**Required task:** Copy each of the following lines without changing anything.

**Data shown:**
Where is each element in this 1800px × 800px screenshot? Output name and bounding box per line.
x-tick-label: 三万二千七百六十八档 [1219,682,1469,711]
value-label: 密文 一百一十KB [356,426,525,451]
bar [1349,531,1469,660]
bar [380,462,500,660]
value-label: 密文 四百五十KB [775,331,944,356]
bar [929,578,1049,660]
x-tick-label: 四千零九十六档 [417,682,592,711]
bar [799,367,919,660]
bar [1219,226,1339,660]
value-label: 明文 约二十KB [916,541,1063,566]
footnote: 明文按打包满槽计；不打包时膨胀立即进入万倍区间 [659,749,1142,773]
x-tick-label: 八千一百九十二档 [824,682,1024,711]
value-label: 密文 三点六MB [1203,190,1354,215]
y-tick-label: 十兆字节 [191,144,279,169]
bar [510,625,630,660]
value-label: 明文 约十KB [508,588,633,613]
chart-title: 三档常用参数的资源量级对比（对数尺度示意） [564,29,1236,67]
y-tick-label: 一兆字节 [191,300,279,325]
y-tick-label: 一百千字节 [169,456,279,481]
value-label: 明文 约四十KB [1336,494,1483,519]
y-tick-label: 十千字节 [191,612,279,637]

**Answer below:**
Where is each element in this 1800px × 800px screenshot? Output name and bounding box per line.
x-tick-label: 三万二千七百六十八档 [1219,682,1469,711]
value-label: 密文 一百一十KB [356,426,525,451]
bar [1349,531,1469,660]
bar [380,462,500,660]
value-label: 密文 四百五十KB [775,331,944,356]
bar [929,578,1049,660]
x-tick-label: 四千零九十六档 [417,682,592,711]
bar [799,367,919,660]
bar [1219,226,1339,660]
value-label: 明文 约二十KB [916,541,1063,566]
footnote: 明文按打包满槽计；不打包时膨胀立即进入万倍区间 [659,749,1142,773]
x-tick-label: 八千一百九十二档 [824,682,1024,711]
value-label: 密文 三点六MB [1203,190,1354,215]
y-tick-label: 十兆字节 [191,144,279,169]
bar [510,625,630,660]
value-label: 明文 约十KB [508,588,633,613]
chart-title: 三档常用参数的资源量级对比（对数尺度示意） [564,29,1236,67]
y-tick-label: 一兆字节 [191,300,279,325]
y-tick-label: 一百千字节 [169,456,279,481]
value-label: 明文 约四十KB [1336,494,1483,519]
y-tick-label: 十千字节 [191,612,279,637]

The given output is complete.